**TASK STATEMENT:** For the records below, report how many lines include "mins", with no accompanying text.
--- GIVEN ENTRIES ---
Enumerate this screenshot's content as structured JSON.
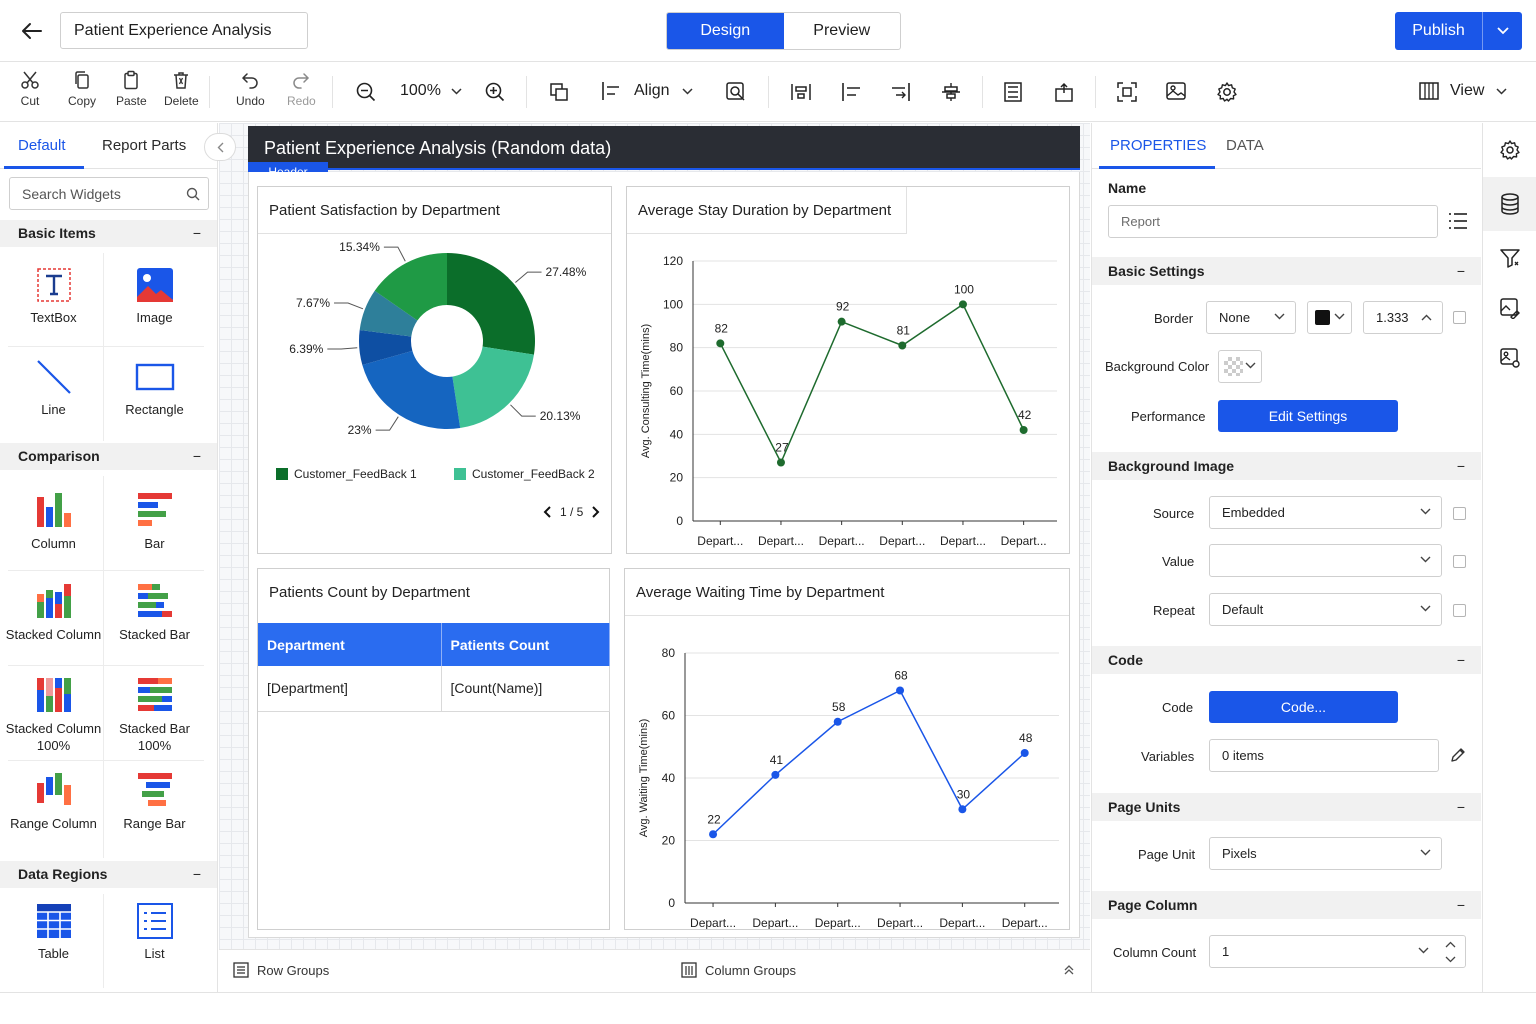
{
  "header": {
    "report_title": "Patient Experience Analysis",
    "modes": [
      "Design",
      "Preview"
    ],
    "active_mode": "Design",
    "publish_label": "Publish"
  },
  "toolbar": {
    "cut": "Cut",
    "copy": "Copy",
    "paste": "Paste",
    "delete": "Delete",
    "undo": "Undo",
    "redo": "Redo",
    "zoom": "100%",
    "align": "Align",
    "view": "View"
  },
  "left_panel": {
    "tabs": [
      "Default",
      "Report Parts"
    ],
    "search_placeholder": "Search Widgets",
    "categories": {
      "basic": {
        "title": "Basic Items",
        "items": [
          "TextBox",
          "Image",
          "Line",
          "Rectangle"
        ]
      },
      "comparison": {
        "title": "Comparison",
        "items": [
          "Column",
          "Bar",
          "Stacked Column",
          "Stacked Bar",
          "Stacked Column 100%",
          "Stacked Bar 100%",
          "Range Column",
          "Range Bar"
        ]
      },
      "data_regions": {
        "title": "Data Regions",
        "items": [
          "Table",
          "List"
        ]
      }
    },
    "collapse_symbol": "−"
  },
  "canvas": {
    "report_header": "Patient Experience Analysis (Random data)",
    "header_tag": "Header",
    "cards": {
      "satisfaction": {
        "title": "Patient Satisfaction by Department",
        "pager": "1 / 5"
      },
      "stay": {
        "title": "Average Stay Duration by Department"
      },
      "count": {
        "title": "Patients Count by Department",
        "columns": [
          "Department",
          "Patients Count"
        ],
        "row": [
          "[Department]",
          "[Count(Name)]"
        ]
      },
      "waiting": {
        "title": "Average Waiting Time by Department"
      }
    },
    "row_groups": "Row Groups",
    "column_groups": "Column Groups"
  },
  "chart_data": [
    {
      "type": "pie",
      "title": "Patient Satisfaction by Department",
      "slices": [
        {
          "label": "27.48%",
          "value": 27.48,
          "color": "#0b6e2a"
        },
        {
          "label": "20.13%",
          "value": 20.13,
          "color": "#3ec194"
        },
        {
          "label": "23%",
          "value": 23,
          "color": "#1565c0"
        },
        {
          "label": "6.39%",
          "value": 6.39,
          "color": "#0e4fa3"
        },
        {
          "label": "7.67%",
          "value": 7.67,
          "color": "#2e7f9a"
        },
        {
          "label": "15.34%",
          "value": 15.34,
          "color": "#1f9a45"
        }
      ],
      "legend": [
        "Customer_FeedBack 1",
        "Customer_FeedBack 2"
      ],
      "legend_colors": [
        "#0b6e2a",
        "#3ec194"
      ],
      "donut": true
    },
    {
      "type": "line",
      "title": "Average Stay Duration by Department",
      "ylabel": "Avg. Consulting Time(mins)",
      "categories": [
        "Depart...",
        "Depart...",
        "Depart...",
        "Depart...",
        "Depart...",
        "Depart..."
      ],
      "values": [
        82,
        27,
        92,
        81,
        100,
        42
      ],
      "ylim": [
        0,
        120
      ],
      "yticks": [
        0,
        20,
        40,
        60,
        80,
        100,
        120
      ],
      "color": "#1e6b2e"
    },
    {
      "type": "line",
      "title": "Average Waiting Time by Department",
      "ylabel": "Avg. Waiting Time(mins)",
      "categories": [
        "Depart...",
        "Depart...",
        "Depart...",
        "Depart...",
        "Depart...",
        "Depart..."
      ],
      "values": [
        22,
        41,
        58,
        68,
        30,
        48
      ],
      "ylim": [
        0,
        80
      ],
      "yticks": [
        0,
        20,
        40,
        60,
        80
      ],
      "color": "#1a56e8"
    }
  ],
  "properties": {
    "tabs": [
      "PROPERTIES",
      "DATA"
    ],
    "name_label": "Name",
    "name_placeholder": "Report",
    "basic_settings": "Basic Settings",
    "border_label": "Border",
    "border_value": "None",
    "border_width": "1.333",
    "bg_color_label": "Background Color",
    "performance_label": "Performance",
    "edit_settings": "Edit Settings",
    "background_image": "Background Image",
    "source_label": "Source",
    "source_value": "Embedded",
    "value_label": "Value",
    "value_value": "",
    "repeat_label": "Repeat",
    "repeat_value": "Default",
    "code_section": "Code",
    "code_label": "Code",
    "code_button": "Code...",
    "variables_label": "Variables",
    "variables_value": "0 items",
    "page_units": "Page Units",
    "page_unit_label": "Page Unit",
    "page_unit_value": "Pixels",
    "page_column": "Page Column",
    "column_count_label": "Column Count",
    "column_count_value": "1",
    "collapse_symbol": "−"
  }
}
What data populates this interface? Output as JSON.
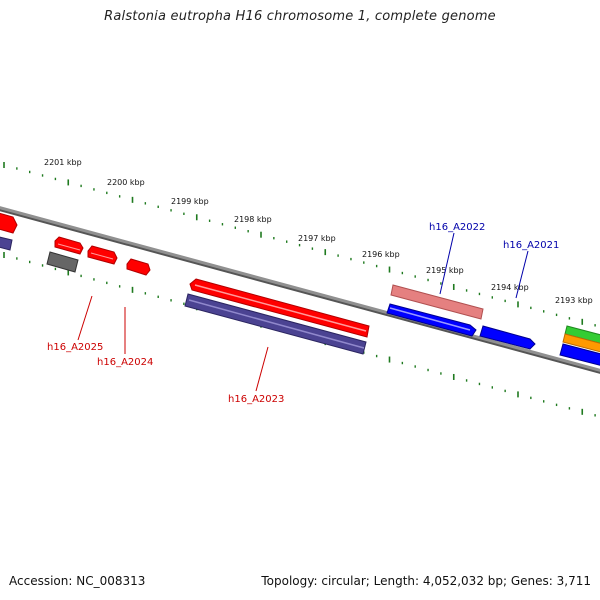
{
  "title": "Ralstonia eutropha H16 chromosome 1, complete genome",
  "footer": {
    "accession": "Accession: NC_008313",
    "summary": "Topology: circular; Length: 4,052,032 bp; Genes: 3,711"
  },
  "colors": {
    "backbone": "#808080",
    "tick": "#1f7a1f",
    "forward_cds": "#ff0000",
    "reverse_cds": "#0000ff",
    "pseudo_forward": "#f08080",
    "other_reverse": "#4b4392",
    "other_gray": "#666666",
    "rna_green": "#33cc33",
    "rna_orange": "#ff9900",
    "label_red": "#cc0000",
    "label_blue": "#0000aa"
  },
  "scale_labels": [
    "2201 kbp",
    "2200 kbp",
    "2199 kbp",
    "2198 kbp",
    "2197 kbp",
    "2196 kbp",
    "2195 kbp",
    "2194 kbp",
    "2193 kbp"
  ],
  "gene_labels": [
    {
      "text": "h16_A2022",
      "color": "label_blue"
    },
    {
      "text": "h16_A2021",
      "color": "label_blue"
    },
    {
      "text": "h16_A2025",
      "color": "label_red"
    },
    {
      "text": "h16_A2024",
      "color": "label_red"
    },
    {
      "text": "h16_A2023",
      "color": "label_red"
    }
  ]
}
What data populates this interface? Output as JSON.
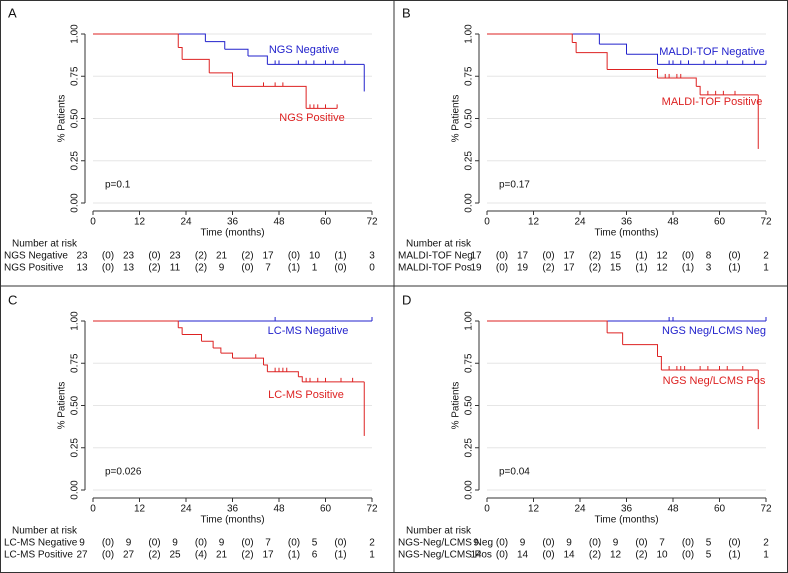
---
**TASK RESULT:** 2